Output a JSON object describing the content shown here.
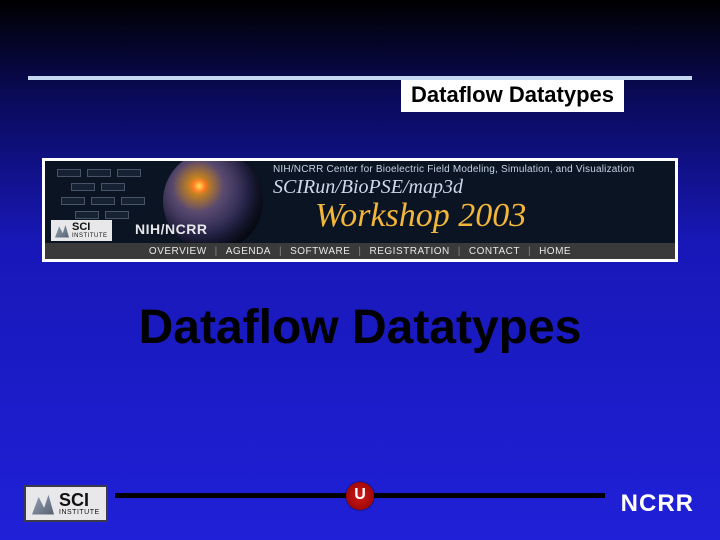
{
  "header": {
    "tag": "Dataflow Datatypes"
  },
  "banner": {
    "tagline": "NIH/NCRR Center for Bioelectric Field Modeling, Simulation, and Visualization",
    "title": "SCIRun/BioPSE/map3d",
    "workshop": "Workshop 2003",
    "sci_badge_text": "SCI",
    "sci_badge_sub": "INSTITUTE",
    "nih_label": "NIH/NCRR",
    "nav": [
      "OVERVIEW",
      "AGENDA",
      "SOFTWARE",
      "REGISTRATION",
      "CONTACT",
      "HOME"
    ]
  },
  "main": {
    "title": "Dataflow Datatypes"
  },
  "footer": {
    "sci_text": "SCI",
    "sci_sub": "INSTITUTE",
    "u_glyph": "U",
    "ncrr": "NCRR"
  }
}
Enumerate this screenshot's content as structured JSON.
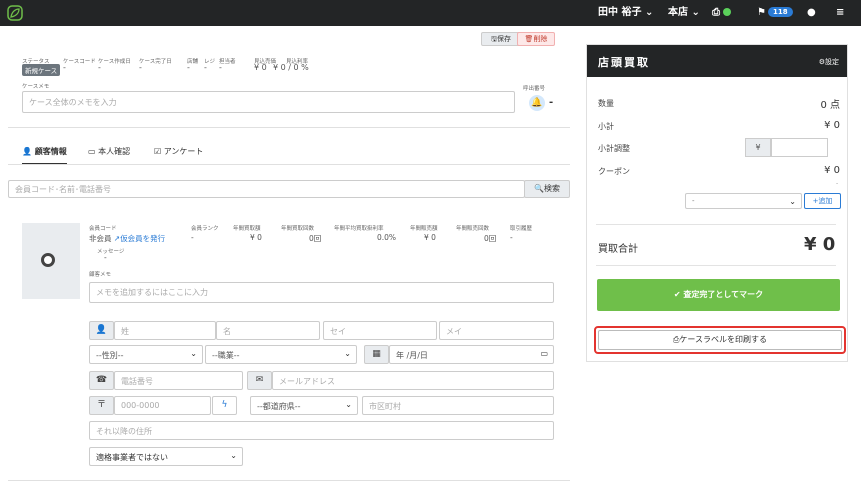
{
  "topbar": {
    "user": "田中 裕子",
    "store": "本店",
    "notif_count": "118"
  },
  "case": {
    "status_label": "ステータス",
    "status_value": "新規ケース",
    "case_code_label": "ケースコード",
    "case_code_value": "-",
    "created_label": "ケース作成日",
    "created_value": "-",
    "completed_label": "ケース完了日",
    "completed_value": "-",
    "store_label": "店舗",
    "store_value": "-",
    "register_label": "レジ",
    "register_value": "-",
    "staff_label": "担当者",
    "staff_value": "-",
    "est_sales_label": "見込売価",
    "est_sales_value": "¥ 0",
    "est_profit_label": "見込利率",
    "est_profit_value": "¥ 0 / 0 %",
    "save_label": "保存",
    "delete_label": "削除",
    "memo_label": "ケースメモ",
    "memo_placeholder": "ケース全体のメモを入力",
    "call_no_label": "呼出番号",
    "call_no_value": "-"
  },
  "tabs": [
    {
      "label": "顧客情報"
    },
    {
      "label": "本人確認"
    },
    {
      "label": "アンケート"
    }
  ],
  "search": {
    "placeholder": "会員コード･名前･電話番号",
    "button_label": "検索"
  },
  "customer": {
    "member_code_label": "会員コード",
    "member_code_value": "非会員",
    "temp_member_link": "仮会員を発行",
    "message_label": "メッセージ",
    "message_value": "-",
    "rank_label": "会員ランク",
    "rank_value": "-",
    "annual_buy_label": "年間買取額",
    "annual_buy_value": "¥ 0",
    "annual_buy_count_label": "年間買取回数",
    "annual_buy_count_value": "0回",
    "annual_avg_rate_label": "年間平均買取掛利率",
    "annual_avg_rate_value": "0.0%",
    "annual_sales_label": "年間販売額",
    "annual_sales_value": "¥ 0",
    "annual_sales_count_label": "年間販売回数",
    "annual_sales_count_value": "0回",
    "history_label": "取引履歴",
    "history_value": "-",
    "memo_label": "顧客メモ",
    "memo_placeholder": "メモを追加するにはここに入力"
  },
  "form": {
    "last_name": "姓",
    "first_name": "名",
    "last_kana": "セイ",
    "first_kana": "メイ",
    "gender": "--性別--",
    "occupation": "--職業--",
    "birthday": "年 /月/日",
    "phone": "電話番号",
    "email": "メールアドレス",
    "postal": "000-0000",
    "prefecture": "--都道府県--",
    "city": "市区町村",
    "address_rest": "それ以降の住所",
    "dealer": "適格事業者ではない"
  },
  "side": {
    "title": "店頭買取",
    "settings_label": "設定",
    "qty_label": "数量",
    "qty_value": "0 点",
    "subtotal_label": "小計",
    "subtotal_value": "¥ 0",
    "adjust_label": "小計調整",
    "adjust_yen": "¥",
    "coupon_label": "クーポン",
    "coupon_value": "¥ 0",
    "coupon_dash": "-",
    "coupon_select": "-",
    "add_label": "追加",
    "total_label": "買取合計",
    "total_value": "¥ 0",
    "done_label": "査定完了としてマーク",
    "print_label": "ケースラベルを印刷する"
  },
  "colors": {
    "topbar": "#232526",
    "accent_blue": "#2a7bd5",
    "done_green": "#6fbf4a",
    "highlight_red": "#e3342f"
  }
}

GIVEN TASK:
Find each line that has the word "NCRR", then copy it out.

COMPLETE OUTPUT:
    "tagline": "NIH/NCRR Center for Bioelectric Field Modeling, Simulation, and Visualization",
    "nih_label": "NIH/NCRR",
    "ncrr": "NCRR"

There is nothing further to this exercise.